[A run of records]
########

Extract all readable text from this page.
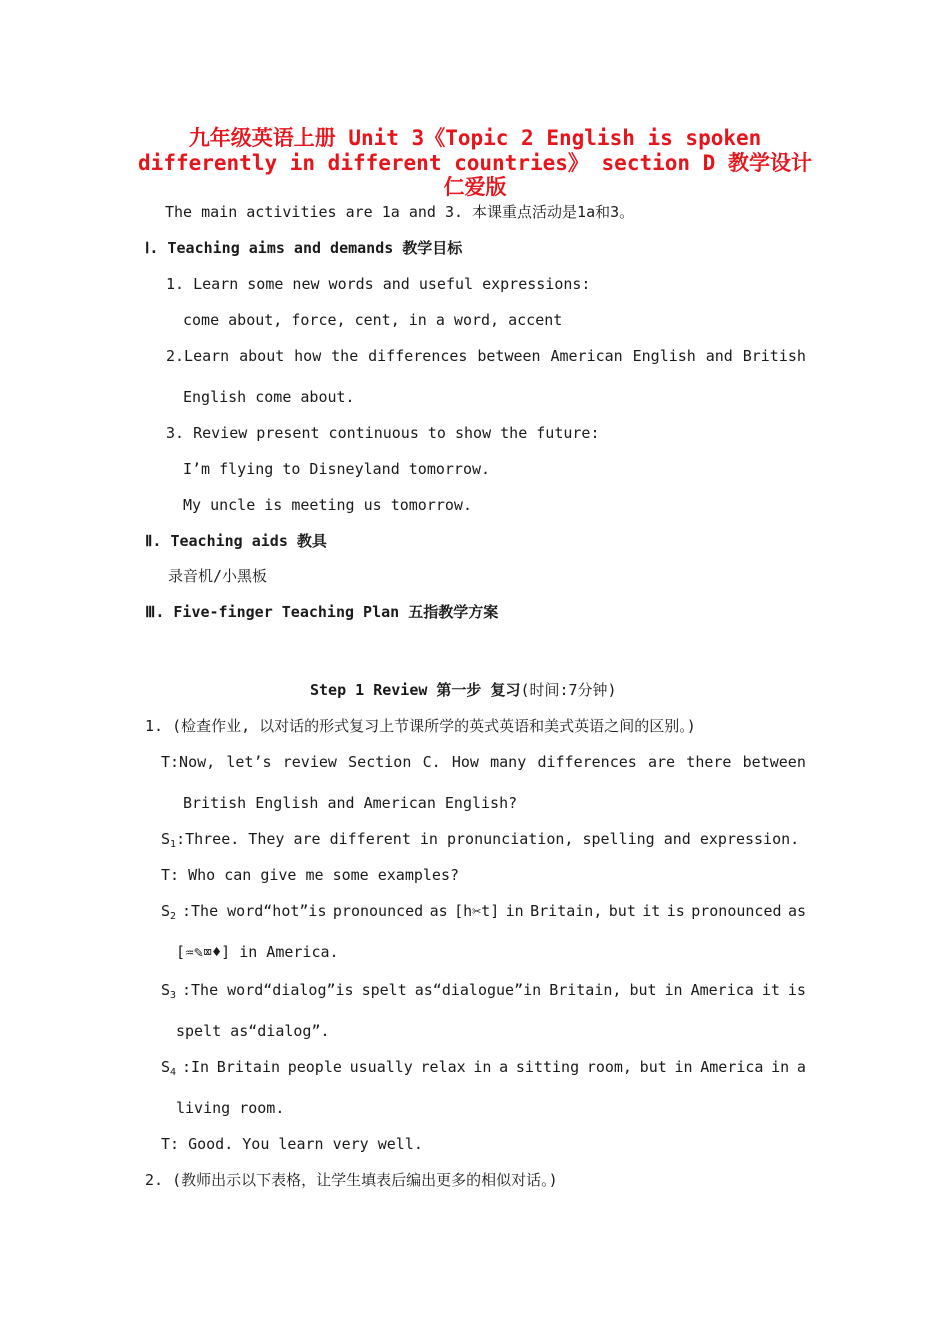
九年级英语上册 Unit 3《Topic 2 English is spoken
differently in different countries》 section D 教学设计
仁爱版
The main activities are 1a and 3. 本课重点活动是1a和3。
Ⅰ. Teaching aims and demands 教学目标
1. Learn some new words and useful expressions:
come about, force, cent, in a word, accent
2.Learn about how the differences between American English and British
English come about.
3. Review present continuous to show the future:
I’m flying to Disneyland tomorrow.
My uncle is meeting us tomorrow.
Ⅱ. Teaching aids 教具
录音机/小黑板
Ⅲ. Five-finger Teaching Plan 五指教学方案
Step 1 Review 第一步 复习(时间:7分钟)
1. (检查作业, 以对话的形式复习上节课所学的英式英语和美式英语之间的区别。)
T:Now, let’s review Section C. How many differences are there between
British English and American English?
$S_1:Three$. They are different in pronunciation, spelling and expression.
T: Who can give me some examples?
$S_2$ :The word“hot”is pronounced as [h✂t] in Britain, but it is pronounced as
[♒✎⌧♦] in America.
$S_3$ :The word“dialog”is spelt as“dialogue”in Britain, but in America it is
spelt as“dialog”.
$S_4$ :In Britain people usually relax in a sitting room, but in America in a
living room.
T: Good. You learn very well.
2. (教师出示以下表格，让学生填表后编出更多的相似对话。)
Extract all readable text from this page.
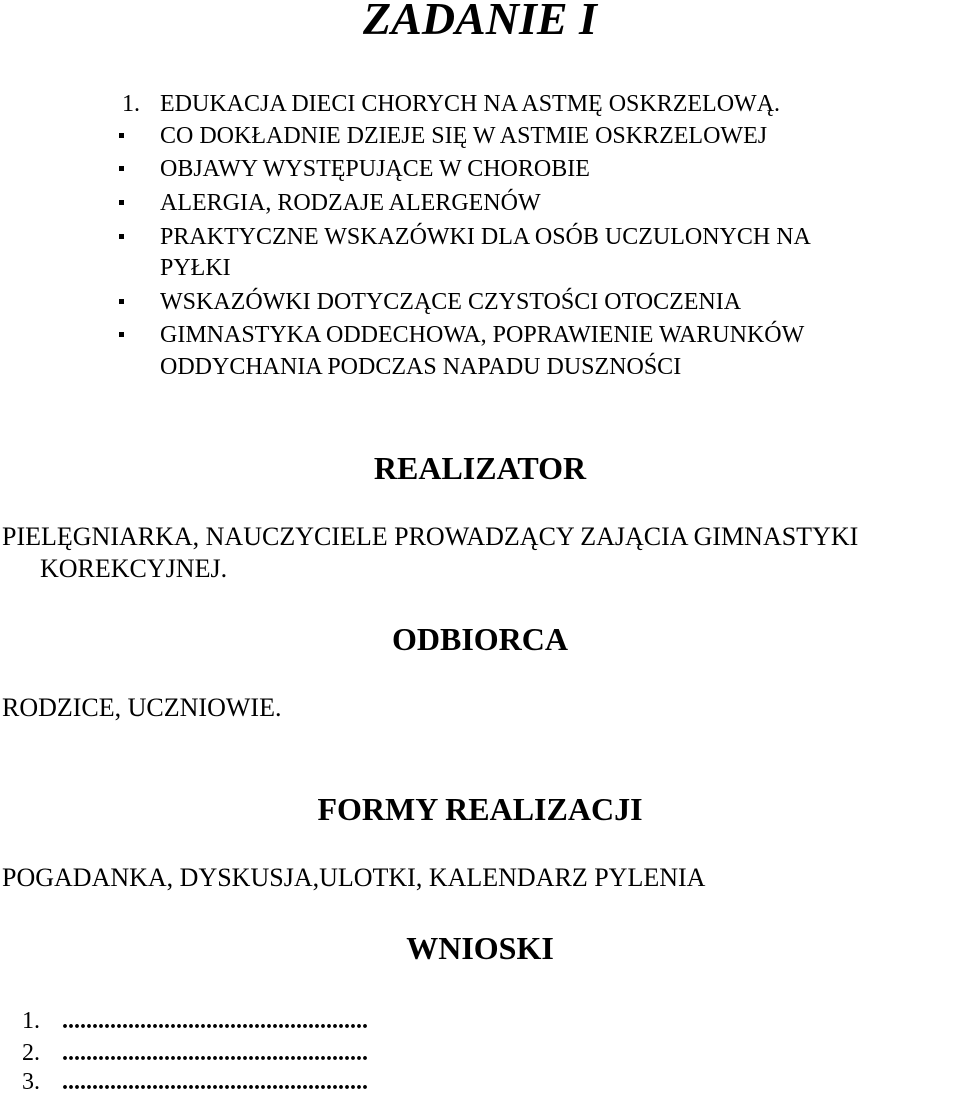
ZADANIE I
1. EDUKACJA DIECI CHORYCH NA ASTMĘ OSKRZELOWĄ.
CO DOKŁADNIE DZIEJE SIĘ W ASTMIE OSKRZELOWEJ
OBJAWY WYSTĘPUJĄCE W CHOROBIE
ALERGIA, RODZAJE ALERGENÓW
PRAKTYCZNE WSKAZÓWKI DLA OSÓB UCZULONYCH NA
PYŁKI
WSKAZÓWKI DOTYCZĄCE CZYSTOŚCI OTOCZENIA
GIMNASTYKA ODDECHOWA, POPRAWIENIE WARUNKÓW
ODDYCHANIA PODCZAS NAPADU DUSZNOŚCI
REALIZATOR
PIELĘGNIARKA, NAUCZYCIELE PROWADZĄCY ZAJĄCIA GIMNASTYKI
KOREKCYJNEJ.
ODBIORCA
RODZICE, UCZNIOWIE.
FORMY REALIZACJI
POGADANKA, DYSKUSJA,ULOTKI, KALENDARZ PYLENIA
WNIOSKI
1. ...................................................
2. ...................................................
3. ...................................................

########

— What you are asked to do —
Quote the data above in full and without alteration; skip the pictures.

— Exercise output —
Extract all readable text from this page.
九年级英语上册 Unit 3《Topic 2 English is spoken
differently in different countries》 section D 教学设计
仁爱版
The main activities are 1a and 3. 本课重点活动是1a和3。
Ⅰ. Teaching aims and demands 教学目标
1. Learn some new words and useful expressions:
come about, force, cent, in a word, accent
2.Learn about how the differences between American English and British
English come about.
3. Review present continuous to show the future:
I’m flying to Disneyland tomorrow.
My uncle is meeting us tomorrow.
Ⅱ. Teaching aids 教具
录音机/小黑板
Ⅲ. Five-finger Teaching Plan 五指教学方案
Step 1 Review 第一步 复习(时间:7分钟)
1. (检查作业, 以对话的形式复习上节课所学的英式英语和美式英语之间的区别。)
T:Now, let’s review Section C. How many differences are there between
British English and American English?
$S_1:Three$. They are different in pronunciation, spelling and expression.
T: Who can give me some examples?
$S_2$ :The word“hot”is pronounced as [h✂t] in Britain, but it is pronounced as
[♒✎⌧♦] in America.
$S_3$ :The word“dialog”is spelt as“dialogue”in Britain, but in America it is
spelt as“dialog”.
$S_4$ :In Britain people usually relax in a sitting room, but in America in a
living room.
T: Good. You learn very well.
2. (教师出示以下表格，让学生填表后编出更多的相似对话。)
Extract all readable text from this page.
ZADANIE I
1. EDUKACJA DIECI CHORYCH NA ASTMĘ OSKRZELOWĄ.
CO DOKŁADNIE DZIEJE SIĘ W ASTMIE OSKRZELOWEJ
OBJAWY WYSTĘPUJĄCE W CHOROBIE
ALERGIA, RODZAJE ALERGENÓW
PRAKTYCZNE WSKAZÓWKI DLA OSÓB UCZULONYCH NA
PYŁKI
WSKAZÓWKI DOTYCZĄCE CZYSTOŚCI OTOCZENIA
GIMNASTYKA ODDECHOWA, POPRAWIENIE WARUNKÓW
ODDYCHANIA PODCZAS NAPADU DUSZNOŚCI
REALIZATOR
PIELĘGNIARKA, NAUCZYCIELE PROWADZĄCY ZAJĄCIA GIMNASTYKI
KOREKCYJNEJ.
ODBIORCA
RODZICE, UCZNIOWIE.
FORMY REALIZACJI
POGADANKA, DYSKUSJA,ULOTKI, KALENDARZ PYLENIA
WNIOSKI
1. ...................................................
2. ...................................................
3. ...................................................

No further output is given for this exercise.